The problem:
Where a line holds the string "Solvency", return that line.

Provided records:

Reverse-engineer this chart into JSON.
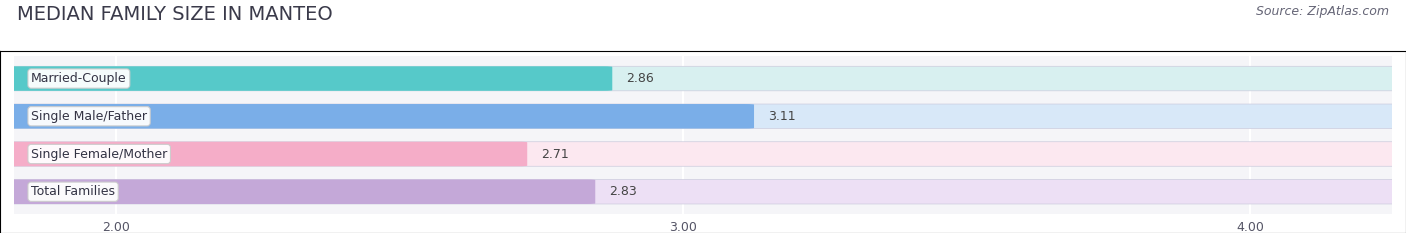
{
  "title": "MEDIAN FAMILY SIZE IN MANTEO",
  "source": "Source: ZipAtlas.com",
  "categories": [
    "Married-Couple",
    "Single Male/Father",
    "Single Female/Mother",
    "Total Families"
  ],
  "values": [
    2.86,
    3.11,
    2.71,
    2.83
  ],
  "bar_colors": [
    "#56c9c9",
    "#7aaee8",
    "#f5adc8",
    "#c4a8d8"
  ],
  "bar_bg_colors": [
    "#d8f0f0",
    "#d8e8f8",
    "#fce8f0",
    "#ede0f5"
  ],
  "xlim_left": 1.82,
  "xlim_right": 4.25,
  "xticks": [
    2.0,
    3.0,
    4.0
  ],
  "xtick_labels": [
    "2.00",
    "3.00",
    "4.00"
  ],
  "background_color": "#ffffff",
  "plot_bg_color": "#f5f5f8",
  "title_fontsize": 14,
  "label_fontsize": 9,
  "value_fontsize": 9,
  "source_fontsize": 9,
  "bar_height": 0.62
}
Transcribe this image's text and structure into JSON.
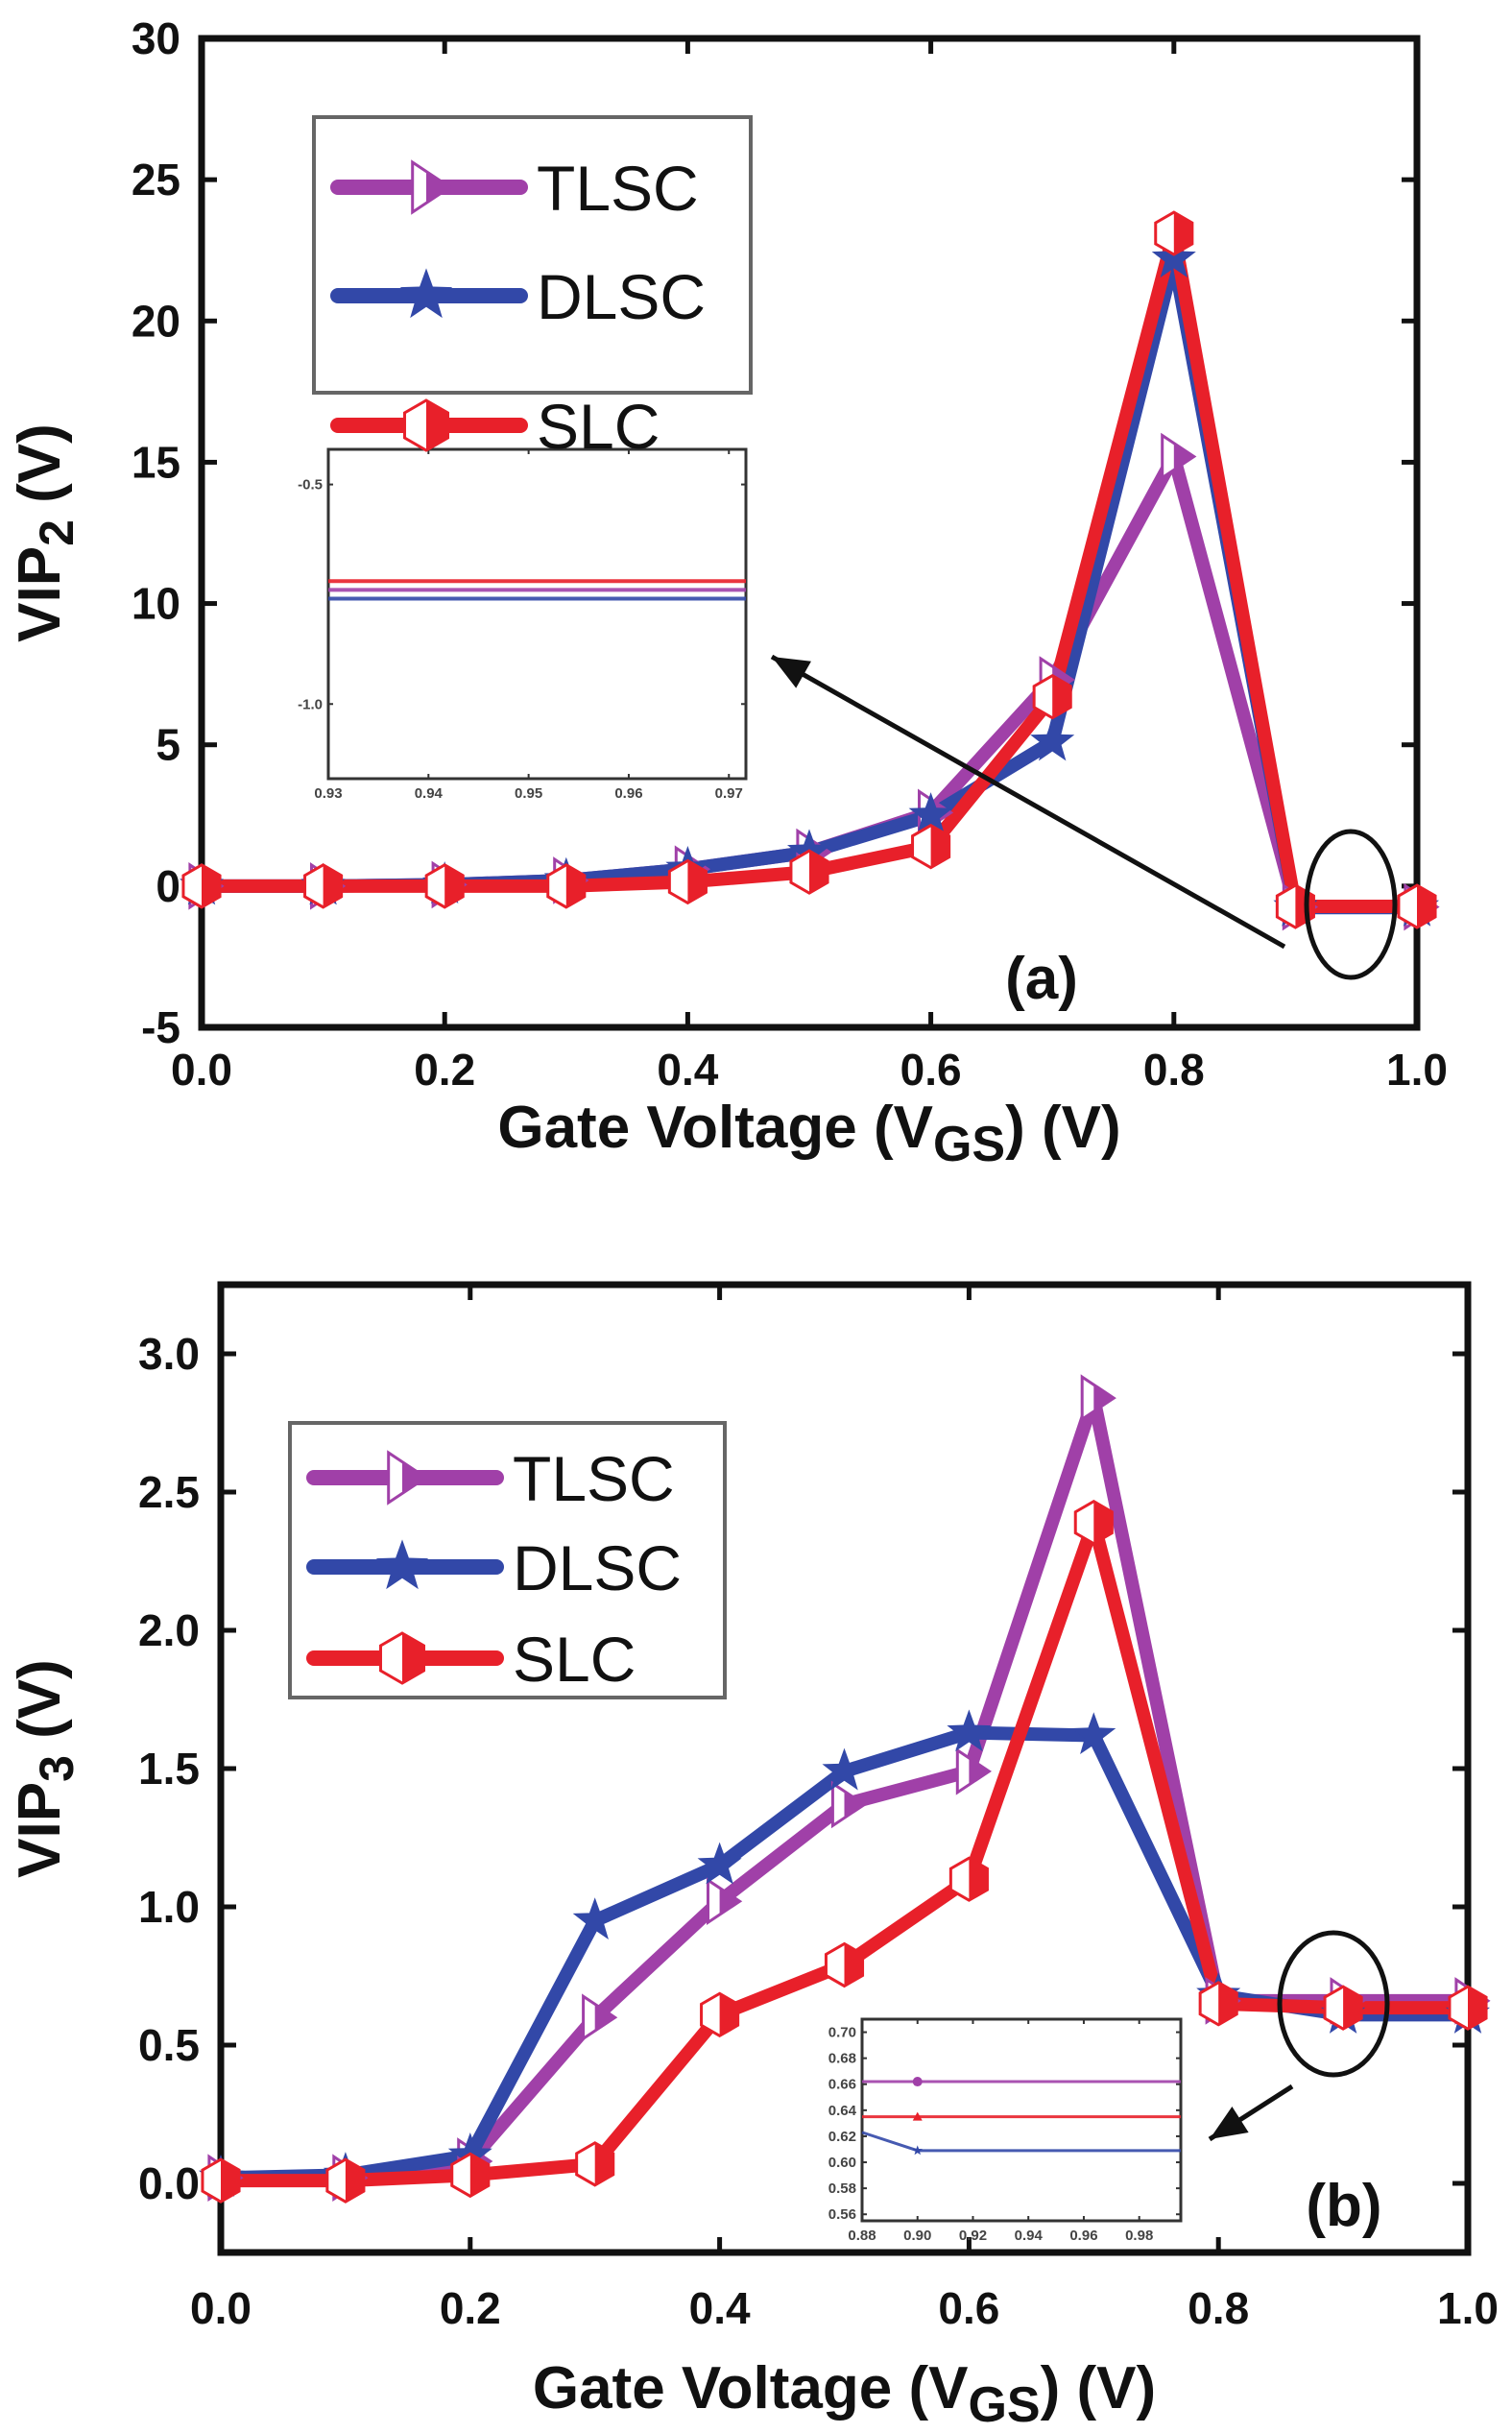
{
  "chart_data": [
    {
      "type": "line",
      "panel_label": "(a)",
      "xlabel": "Gate Voltage (V",
      "xlabel_sub": "GS",
      "xlabel_tail": ") (V)",
      "ylabel": "VIP",
      "ylabel_sub": "2",
      "ylabel_tail": " (V)",
      "xlim": [
        0.0,
        1.0
      ],
      "ylim": [
        -5,
        30
      ],
      "xticks": [
        0.0,
        0.2,
        0.4,
        0.6,
        0.8,
        1.0
      ],
      "xtick_labels": [
        "0.0",
        "0.2",
        "0.4",
        "0.6",
        "0.8",
        "1.0"
      ],
      "yticks": [
        -5,
        0,
        5,
        10,
        15,
        20,
        25,
        30
      ],
      "ytick_labels": [
        "-5",
        "0",
        "5",
        "10",
        "15",
        "20",
        "25",
        "30"
      ],
      "legend_position": "top-left",
      "x": [
        0.0,
        0.1,
        0.2,
        0.3,
        0.4,
        0.5,
        0.6,
        0.7,
        0.8,
        0.9,
        1.0
      ],
      "series": [
        {
          "name": "TLSC",
          "color": "#a040a8",
          "marker": "triangle-right",
          "values": [
            0.0,
            0.0,
            0.05,
            0.2,
            0.6,
            1.2,
            2.6,
            7.3,
            15.2,
            -0.74,
            -0.74
          ]
        },
        {
          "name": "DLSC",
          "color": "#3248a8",
          "marker": "star",
          "values": [
            0.0,
            0.0,
            0.05,
            0.2,
            0.6,
            1.2,
            2.5,
            5.1,
            22.2,
            -0.76,
            -0.76
          ]
        },
        {
          "name": "SLC",
          "color": "#e8202a",
          "marker": "half-hexagon",
          "values": [
            0.0,
            0.0,
            0.0,
            0.0,
            0.15,
            0.5,
            1.4,
            6.7,
            23.1,
            -0.72,
            -0.72
          ]
        }
      ],
      "annotation": {
        "type": "ellipse-with-arrow",
        "target_x": 0.95,
        "target_y": -0.75,
        "points_to": "inset"
      },
      "inset": {
        "type": "line",
        "xlim": [
          0.93,
          0.9717
        ],
        "ylim": [
          -1.17,
          -0.42
        ],
        "xtick_labels": [
          "0.93",
          "0.94",
          "0.95",
          "0.96",
          "0.97"
        ],
        "xticks": [
          0.93,
          0.94,
          0.95,
          0.96,
          0.97
        ],
        "yticks": [
          -0.5,
          -1.0
        ],
        "ytick_labels": [
          "-0.5",
          "-1.0"
        ],
        "series": [
          {
            "name": "SLC",
            "color": "#e8202a",
            "x": [
              0.93,
              0.9717
            ],
            "values": [
              -0.72,
              -0.72
            ]
          },
          {
            "name": "TLSC",
            "color": "#a040a8",
            "x": [
              0.93,
              0.9717
            ],
            "values": [
              -0.74,
              -0.74
            ]
          },
          {
            "name": "DLSC",
            "color": "#3248a8",
            "x": [
              0.93,
              0.9717
            ],
            "values": [
              -0.76,
              -0.76
            ]
          }
        ]
      }
    },
    {
      "type": "line",
      "panel_label": "(b)",
      "xlabel": "Gate Voltage (V",
      "xlabel_sub": "GS",
      "xlabel_tail": ") (V)",
      "ylabel": "VIP",
      "ylabel_sub": "3",
      "ylabel_tail": " (V)",
      "xlim": [
        0.0,
        1.0
      ],
      "ylim": [
        -0.25,
        3.25
      ],
      "xticks": [
        0.0,
        0.2,
        0.4,
        0.6,
        0.8,
        1.0
      ],
      "xtick_labels": [
        "0.0",
        "0.2",
        "0.4",
        "0.6",
        "0.8",
        "1.0"
      ],
      "yticks": [
        0.0,
        0.5,
        1.0,
        1.5,
        2.0,
        2.5,
        3.0
      ],
      "ytick_labels": [
        "0.0",
        "0.5",
        "1.0",
        "1.5",
        "2.0",
        "2.5",
        "3.0"
      ],
      "legend_position": "top-left",
      "x": [
        0.0,
        0.1,
        0.2,
        0.3,
        0.4,
        0.5,
        0.6,
        0.7,
        0.8,
        0.9,
        1.0
      ],
      "series": [
        {
          "name": "TLSC",
          "color": "#a040a8",
          "marker": "triangle-right",
          "values": [
            0.02,
            0.02,
            0.08,
            0.6,
            1.02,
            1.37,
            1.49,
            2.84,
            0.66,
            0.66,
            0.66
          ]
        },
        {
          "name": "DLSC",
          "color": "#3248a8",
          "marker": "star",
          "values": [
            0.02,
            0.03,
            0.1,
            0.95,
            1.15,
            1.49,
            1.63,
            1.62,
            0.68,
            0.61,
            0.61
          ]
        },
        {
          "name": "SLC",
          "color": "#e8202a",
          "marker": "half-hexagon",
          "values": [
            0.01,
            0.01,
            0.03,
            0.07,
            0.61,
            0.79,
            1.1,
            2.39,
            0.65,
            0.635,
            0.635
          ]
        }
      ],
      "annotation": {
        "type": "ellipse-with-arrow",
        "target_x": 0.9,
        "target_y": 0.63,
        "points_to": "inset"
      },
      "inset": {
        "type": "line",
        "xlim": [
          0.88,
          0.995
        ],
        "ylim": [
          0.555,
          0.71
        ],
        "xticks": [
          0.88,
          0.9,
          0.92,
          0.94,
          0.96,
          0.98
        ],
        "xtick_labels": [
          "0.88",
          "0.90",
          "0.92",
          "0.94",
          "0.96",
          "0.98"
        ],
        "yticks": [
          0.56,
          0.58,
          0.6,
          0.62,
          0.64,
          0.66,
          0.68,
          0.7
        ],
        "ytick_labels": [
          "0.56",
          "0.58",
          "0.60",
          "0.62",
          "0.64",
          "0.66",
          "0.68",
          "0.70"
        ],
        "series": [
          {
            "name": "TLSC",
            "color": "#a040a8",
            "marker": "circle",
            "x": [
              0.88,
              0.9,
              0.995
            ],
            "values": [
              0.662,
              0.662,
              0.662
            ]
          },
          {
            "name": "SLC",
            "color": "#e8202a",
            "marker": "triangle",
            "x": [
              0.88,
              0.9,
              0.995
            ],
            "values": [
              0.635,
              0.635,
              0.635
            ]
          },
          {
            "name": "DLSC",
            "color": "#3248a8",
            "marker": "star",
            "x": [
              0.88,
              0.9,
              0.995
            ],
            "values": [
              0.623,
              0.609,
              0.609
            ]
          }
        ]
      }
    }
  ]
}
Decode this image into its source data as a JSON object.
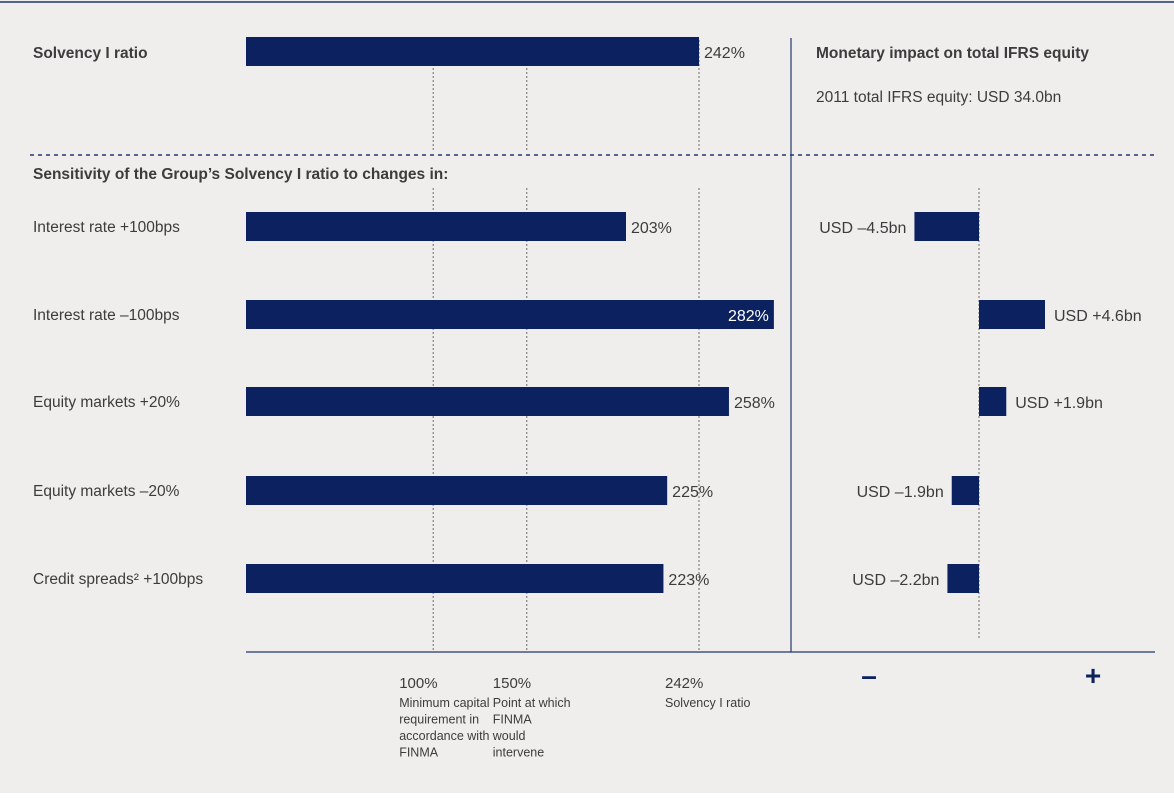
{
  "colors": {
    "background": "#efeeed",
    "bar": "#0b2160",
    "text": "#3c3c3c",
    "rule": "#22376e",
    "guide": "#6c6c6c"
  },
  "chart_data": [
    {
      "type": "bar",
      "orientation": "horizontal",
      "title": "Solvency I ratio",
      "categories": [
        ""
      ],
      "values": [
        242
      ],
      "value_labels": [
        "242%"
      ],
      "unit": "%"
    },
    {
      "type": "bar",
      "orientation": "horizontal",
      "title": "Sensitivity of the Group’s Solvency I ratio to changes in:",
      "categories": [
        "Interest rate +100bps",
        "Interest rate –100bps",
        "Equity markets +20%",
        "Equity markets –20%",
        "Credit spreads² +100bps"
      ],
      "values": [
        203,
        282,
        258,
        225,
        223
      ],
      "value_labels": [
        "203%",
        "282%",
        "258%",
        "225%",
        "223%"
      ],
      "unit": "%",
      "reference_lines": [
        {
          "value": 100,
          "label": "100%",
          "description": [
            "Minimum capital",
            "requirement in",
            "accordance with",
            "FINMA"
          ]
        },
        {
          "value": 150,
          "label": "150%",
          "description": [
            "Point at which",
            "FINMA",
            "would",
            "intervene"
          ]
        },
        {
          "value": 242,
          "label": "242%",
          "description": [
            "Solvency I ratio"
          ]
        }
      ]
    },
    {
      "type": "bar",
      "orientation": "horizontal",
      "title": "Monetary impact on total IFRS equity",
      "subtitle": "2011 total IFRS equity: USD 34.0bn",
      "categories": [
        "Interest rate +100bps",
        "Interest rate –100bps",
        "Equity markets +20%",
        "Equity markets –20%",
        "Credit spreads² +100bps"
      ],
      "values": [
        -4.5,
        4.6,
        1.9,
        -1.9,
        -2.2
      ],
      "value_labels": [
        "USD –4.5bn",
        "USD +4.6bn",
        "USD +1.9bn",
        "USD –1.9bn",
        "USD –2.2bn"
      ],
      "unit": "USD bn",
      "axis_labels": {
        "negative": "–",
        "positive": "+"
      }
    }
  ]
}
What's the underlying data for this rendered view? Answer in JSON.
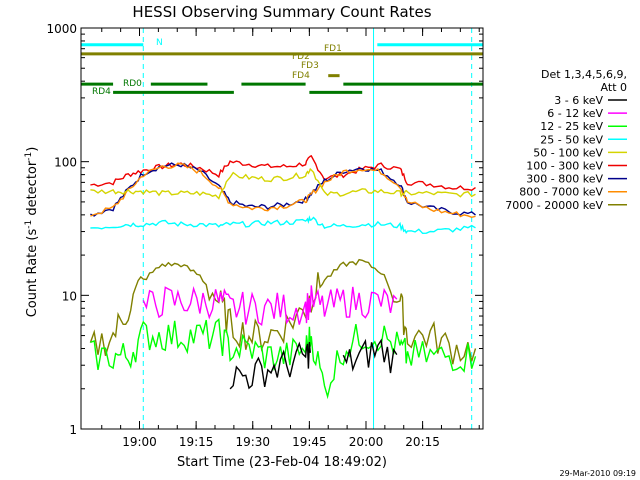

Response below:
      "title": "Solvency I ratio",
      "title": "Sensitivity of the Group’s Solvency I ratio to changes in:",
            "Solvency I ratio"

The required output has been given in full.